-- START OF Source material --

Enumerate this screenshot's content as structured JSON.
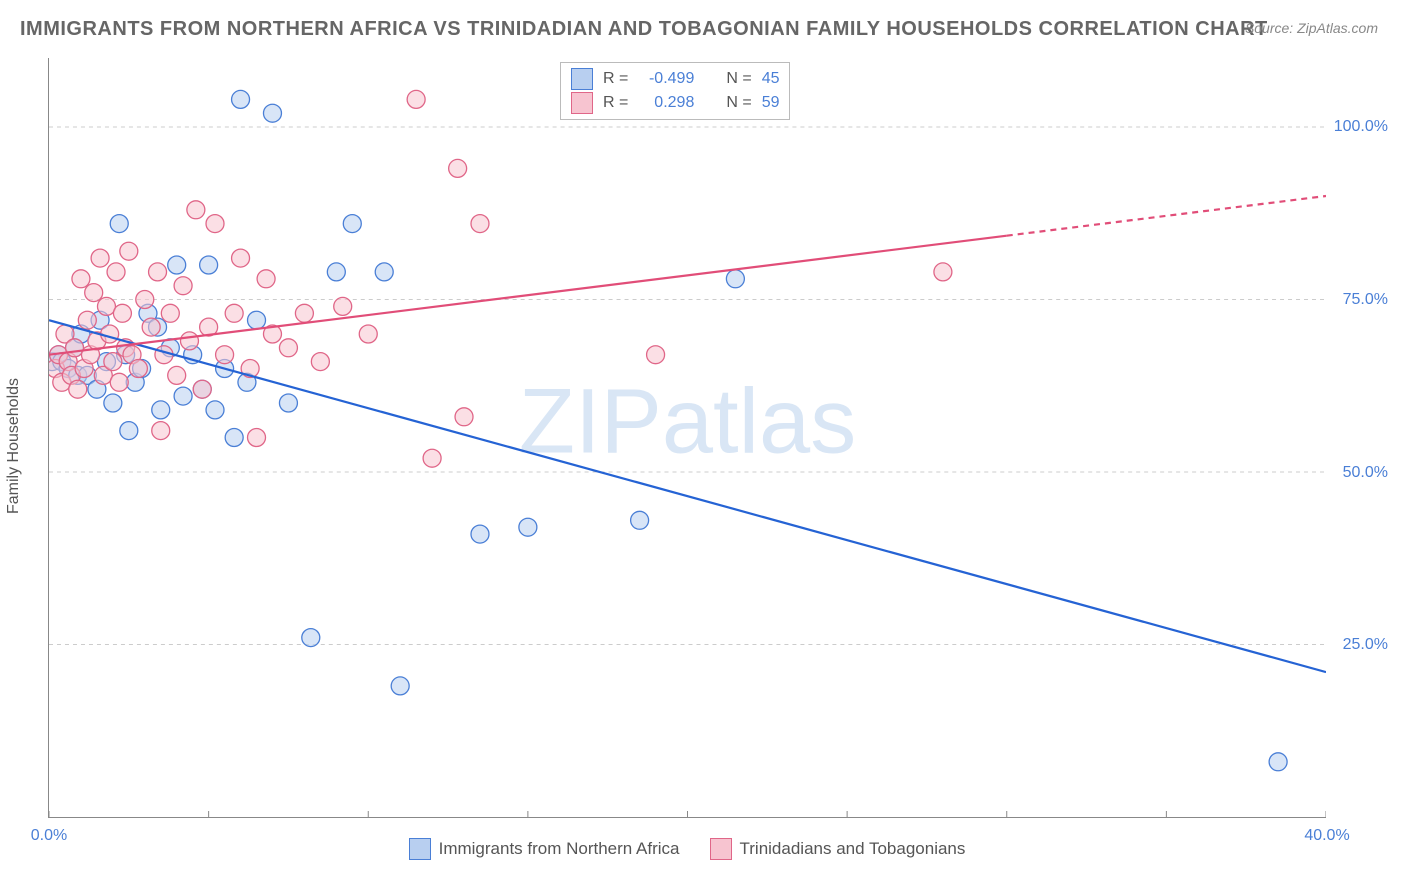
{
  "chart": {
    "title": "IMMIGRANTS FROM NORTHERN AFRICA VS TRINIDADIAN AND TOBAGONIAN FAMILY HOUSEHOLDS CORRELATION CHART",
    "source": "Source: ZipAtlas.com",
    "watermark": "ZIPatlas",
    "type": "scatter",
    "yaxis_title": "Family Households",
    "xlim": [
      0,
      40
    ],
    "ylim": [
      0,
      110
    ],
    "xticks": [
      0,
      40
    ],
    "xtick_labels": [
      "0.0%",
      "40.0%"
    ],
    "yticks": [
      25,
      50,
      75,
      100
    ],
    "ytick_labels": [
      "25.0%",
      "50.0%",
      "75.0%",
      "100.0%"
    ],
    "grid_color": "#cccccc",
    "background_color": "#ffffff",
    "axis_label_color": "#4a7fd6",
    "title_color": "#666666",
    "title_fontsize": 20,
    "label_fontsize": 16,
    "series": [
      {
        "name": "Immigrants from Northern Africa",
        "color_fill": "#b8cff0",
        "color_stroke": "#4a7fd6",
        "marker": "circle",
        "marker_radius": 9,
        "fill_opacity": 0.55,
        "R": "-0.499",
        "N": "45",
        "trend": {
          "x1": 0,
          "y1": 72,
          "x2": 40,
          "y2": 21,
          "stroke": "#2563d4",
          "width": 2.2
        },
        "points": [
          [
            0.1,
            66
          ],
          [
            0.3,
            67
          ],
          [
            0.4,
            66
          ],
          [
            0.6,
            65
          ],
          [
            0.8,
            68
          ],
          [
            0.9,
            64
          ],
          [
            1.0,
            70
          ],
          [
            1.2,
            64
          ],
          [
            1.5,
            62
          ],
          [
            1.6,
            72
          ],
          [
            1.8,
            66
          ],
          [
            2.0,
            60
          ],
          [
            2.2,
            86
          ],
          [
            2.4,
            67
          ],
          [
            2.5,
            56
          ],
          [
            2.7,
            63
          ],
          [
            2.9,
            65
          ],
          [
            3.1,
            73
          ],
          [
            3.4,
            71
          ],
          [
            3.5,
            59
          ],
          [
            3.8,
            68
          ],
          [
            4.0,
            80
          ],
          [
            4.2,
            61
          ],
          [
            4.5,
            67
          ],
          [
            4.8,
            62
          ],
          [
            5.0,
            80
          ],
          [
            5.2,
            59
          ],
          [
            5.5,
            65
          ],
          [
            5.8,
            55
          ],
          [
            6.0,
            104
          ],
          [
            6.2,
            63
          ],
          [
            6.5,
            72
          ],
          [
            7.0,
            102
          ],
          [
            7.5,
            60
          ],
          [
            8.2,
            26
          ],
          [
            9.0,
            79
          ],
          [
            9.5,
            86
          ],
          [
            10.5,
            79
          ],
          [
            11.0,
            19
          ],
          [
            13.5,
            41
          ],
          [
            15.0,
            42
          ],
          [
            18.5,
            43
          ],
          [
            21.5,
            78
          ],
          [
            38.5,
            8
          ]
        ]
      },
      {
        "name": "Trinidadians and Tobagonians",
        "color_fill": "#f7c4d0",
        "color_stroke": "#e06688",
        "marker": "circle",
        "marker_radius": 9,
        "fill_opacity": 0.55,
        "R": "0.298",
        "N": "59",
        "trend": {
          "x1": 0,
          "y1": 67,
          "x2": 40,
          "y2": 90,
          "stroke": "#e14d78",
          "width": 2.2,
          "dash_after_x": 30
        },
        "points": [
          [
            0.2,
            65
          ],
          [
            0.3,
            67
          ],
          [
            0.4,
            63
          ],
          [
            0.5,
            70
          ],
          [
            0.6,
            66
          ],
          [
            0.7,
            64
          ],
          [
            0.8,
            68
          ],
          [
            0.9,
            62
          ],
          [
            1.0,
            78
          ],
          [
            1.1,
            65
          ],
          [
            1.2,
            72
          ],
          [
            1.3,
            67
          ],
          [
            1.4,
            76
          ],
          [
            1.5,
            69
          ],
          [
            1.6,
            81
          ],
          [
            1.7,
            64
          ],
          [
            1.8,
            74
          ],
          [
            1.9,
            70
          ],
          [
            2.0,
            66
          ],
          [
            2.1,
            79
          ],
          [
            2.2,
            63
          ],
          [
            2.3,
            73
          ],
          [
            2.4,
            68
          ],
          [
            2.5,
            82
          ],
          [
            2.6,
            67
          ],
          [
            2.8,
            65
          ],
          [
            3.0,
            75
          ],
          [
            3.2,
            71
          ],
          [
            3.4,
            79
          ],
          [
            3.5,
            56
          ],
          [
            3.6,
            67
          ],
          [
            3.8,
            73
          ],
          [
            4.0,
            64
          ],
          [
            4.2,
            77
          ],
          [
            4.4,
            69
          ],
          [
            4.6,
            88
          ],
          [
            4.8,
            62
          ],
          [
            5.0,
            71
          ],
          [
            5.2,
            86
          ],
          [
            5.5,
            67
          ],
          [
            5.8,
            73
          ],
          [
            6.0,
            81
          ],
          [
            6.3,
            65
          ],
          [
            6.5,
            55
          ],
          [
            6.8,
            78
          ],
          [
            7.0,
            70
          ],
          [
            7.5,
            68
          ],
          [
            8.0,
            73
          ],
          [
            8.5,
            66
          ],
          [
            9.2,
            74
          ],
          [
            10.0,
            70
          ],
          [
            11.5,
            104
          ],
          [
            12.0,
            52
          ],
          [
            12.8,
            94
          ],
          [
            13.0,
            58
          ],
          [
            13.5,
            86
          ],
          [
            19.0,
            67
          ],
          [
            28.0,
            79
          ]
        ]
      }
    ],
    "top_legend": {
      "rows": [
        {
          "swatch_fill": "#b8cff0",
          "swatch_stroke": "#4a7fd6",
          "r_label": "R =",
          "r_val": "-0.499",
          "n_label": "N =",
          "n_val": "45"
        },
        {
          "swatch_fill": "#f7c4d0",
          "swatch_stroke": "#e06688",
          "r_label": "R =",
          "r_val": "0.298",
          "n_label": "N =",
          "n_val": "59"
        }
      ]
    },
    "bottom_legend": {
      "items": [
        {
          "swatch_fill": "#b8cff0",
          "swatch_stroke": "#4a7fd6",
          "label": "Immigrants from Northern Africa"
        },
        {
          "swatch_fill": "#f7c4d0",
          "swatch_stroke": "#e06688",
          "label": "Trinidadians and Tobagonians"
        }
      ]
    }
  }
}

-- END OF Source material --

-- Directive --
Reproduce the records above exactly, leaving out every picture they contain.

-- Exercise result --
Enumerate this screenshot's content as structured JSON.
{
  "chart": {
    "title": "IMMIGRANTS FROM NORTHERN AFRICA VS TRINIDADIAN AND TOBAGONIAN FAMILY HOUSEHOLDS CORRELATION CHART",
    "source": "Source: ZipAtlas.com",
    "watermark": "ZIPatlas",
    "type": "scatter",
    "yaxis_title": "Family Households",
    "xlim": [
      0,
      40
    ],
    "ylim": [
      0,
      110
    ],
    "xticks": [
      0,
      40
    ],
    "xtick_labels": [
      "0.0%",
      "40.0%"
    ],
    "yticks": [
      25,
      50,
      75,
      100
    ],
    "ytick_labels": [
      "25.0%",
      "50.0%",
      "75.0%",
      "100.0%"
    ],
    "grid_color": "#cccccc",
    "background_color": "#ffffff",
    "axis_label_color": "#4a7fd6",
    "title_color": "#666666",
    "title_fontsize": 20,
    "label_fontsize": 16,
    "series": [
      {
        "name": "Immigrants from Northern Africa",
        "color_fill": "#b8cff0",
        "color_stroke": "#4a7fd6",
        "marker": "circle",
        "marker_radius": 9,
        "fill_opacity": 0.55,
        "R": "-0.499",
        "N": "45",
        "trend": {
          "x1": 0,
          "y1": 72,
          "x2": 40,
          "y2": 21,
          "stroke": "#2563d4",
          "width": 2.2
        },
        "points": [
          [
            0.1,
            66
          ],
          [
            0.3,
            67
          ],
          [
            0.4,
            66
          ],
          [
            0.6,
            65
          ],
          [
            0.8,
            68
          ],
          [
            0.9,
            64
          ],
          [
            1.0,
            70
          ],
          [
            1.2,
            64
          ],
          [
            1.5,
            62
          ],
          [
            1.6,
            72
          ],
          [
            1.8,
            66
          ],
          [
            2.0,
            60
          ],
          [
            2.2,
            86
          ],
          [
            2.4,
            67
          ],
          [
            2.5,
            56
          ],
          [
            2.7,
            63
          ],
          [
            2.9,
            65
          ],
          [
            3.1,
            73
          ],
          [
            3.4,
            71
          ],
          [
            3.5,
            59
          ],
          [
            3.8,
            68
          ],
          [
            4.0,
            80
          ],
          [
            4.2,
            61
          ],
          [
            4.5,
            67
          ],
          [
            4.8,
            62
          ],
          [
            5.0,
            80
          ],
          [
            5.2,
            59
          ],
          [
            5.5,
            65
          ],
          [
            5.8,
            55
          ],
          [
            6.0,
            104
          ],
          [
            6.2,
            63
          ],
          [
            6.5,
            72
          ],
          [
            7.0,
            102
          ],
          [
            7.5,
            60
          ],
          [
            8.2,
            26
          ],
          [
            9.0,
            79
          ],
          [
            9.5,
            86
          ],
          [
            10.5,
            79
          ],
          [
            11.0,
            19
          ],
          [
            13.5,
            41
          ],
          [
            15.0,
            42
          ],
          [
            18.5,
            43
          ],
          [
            21.5,
            78
          ],
          [
            38.5,
            8
          ]
        ]
      },
      {
        "name": "Trinidadians and Tobagonians",
        "color_fill": "#f7c4d0",
        "color_stroke": "#e06688",
        "marker": "circle",
        "marker_radius": 9,
        "fill_opacity": 0.55,
        "R": "0.298",
        "N": "59",
        "trend": {
          "x1": 0,
          "y1": 67,
          "x2": 40,
          "y2": 90,
          "stroke": "#e14d78",
          "width": 2.2,
          "dash_after_x": 30
        },
        "points": [
          [
            0.2,
            65
          ],
          [
            0.3,
            67
          ],
          [
            0.4,
            63
          ],
          [
            0.5,
            70
          ],
          [
            0.6,
            66
          ],
          [
            0.7,
            64
          ],
          [
            0.8,
            68
          ],
          [
            0.9,
            62
          ],
          [
            1.0,
            78
          ],
          [
            1.1,
            65
          ],
          [
            1.2,
            72
          ],
          [
            1.3,
            67
          ],
          [
            1.4,
            76
          ],
          [
            1.5,
            69
          ],
          [
            1.6,
            81
          ],
          [
            1.7,
            64
          ],
          [
            1.8,
            74
          ],
          [
            1.9,
            70
          ],
          [
            2.0,
            66
          ],
          [
            2.1,
            79
          ],
          [
            2.2,
            63
          ],
          [
            2.3,
            73
          ],
          [
            2.4,
            68
          ],
          [
            2.5,
            82
          ],
          [
            2.6,
            67
          ],
          [
            2.8,
            65
          ],
          [
            3.0,
            75
          ],
          [
            3.2,
            71
          ],
          [
            3.4,
            79
          ],
          [
            3.5,
            56
          ],
          [
            3.6,
            67
          ],
          [
            3.8,
            73
          ],
          [
            4.0,
            64
          ],
          [
            4.2,
            77
          ],
          [
            4.4,
            69
          ],
          [
            4.6,
            88
          ],
          [
            4.8,
            62
          ],
          [
            5.0,
            71
          ],
          [
            5.2,
            86
          ],
          [
            5.5,
            67
          ],
          [
            5.8,
            73
          ],
          [
            6.0,
            81
          ],
          [
            6.3,
            65
          ],
          [
            6.5,
            55
          ],
          [
            6.8,
            78
          ],
          [
            7.0,
            70
          ],
          [
            7.5,
            68
          ],
          [
            8.0,
            73
          ],
          [
            8.5,
            66
          ],
          [
            9.2,
            74
          ],
          [
            10.0,
            70
          ],
          [
            11.5,
            104
          ],
          [
            12.0,
            52
          ],
          [
            12.8,
            94
          ],
          [
            13.0,
            58
          ],
          [
            13.5,
            86
          ],
          [
            19.0,
            67
          ],
          [
            28.0,
            79
          ]
        ]
      }
    ],
    "top_legend": {
      "rows": [
        {
          "swatch_fill": "#b8cff0",
          "swatch_stroke": "#4a7fd6",
          "r_label": "R =",
          "r_val": "-0.499",
          "n_label": "N =",
          "n_val": "45"
        },
        {
          "swatch_fill": "#f7c4d0",
          "swatch_stroke": "#e06688",
          "r_label": "R =",
          "r_val": "0.298",
          "n_label": "N =",
          "n_val": "59"
        }
      ]
    },
    "bottom_legend": {
      "items": [
        {
          "swatch_fill": "#b8cff0",
          "swatch_stroke": "#4a7fd6",
          "label": "Immigrants from Northern Africa"
        },
        {
          "swatch_fill": "#f7c4d0",
          "swatch_stroke": "#e06688",
          "label": "Trinidadians and Tobagonians"
        }
      ]
    }
  }
}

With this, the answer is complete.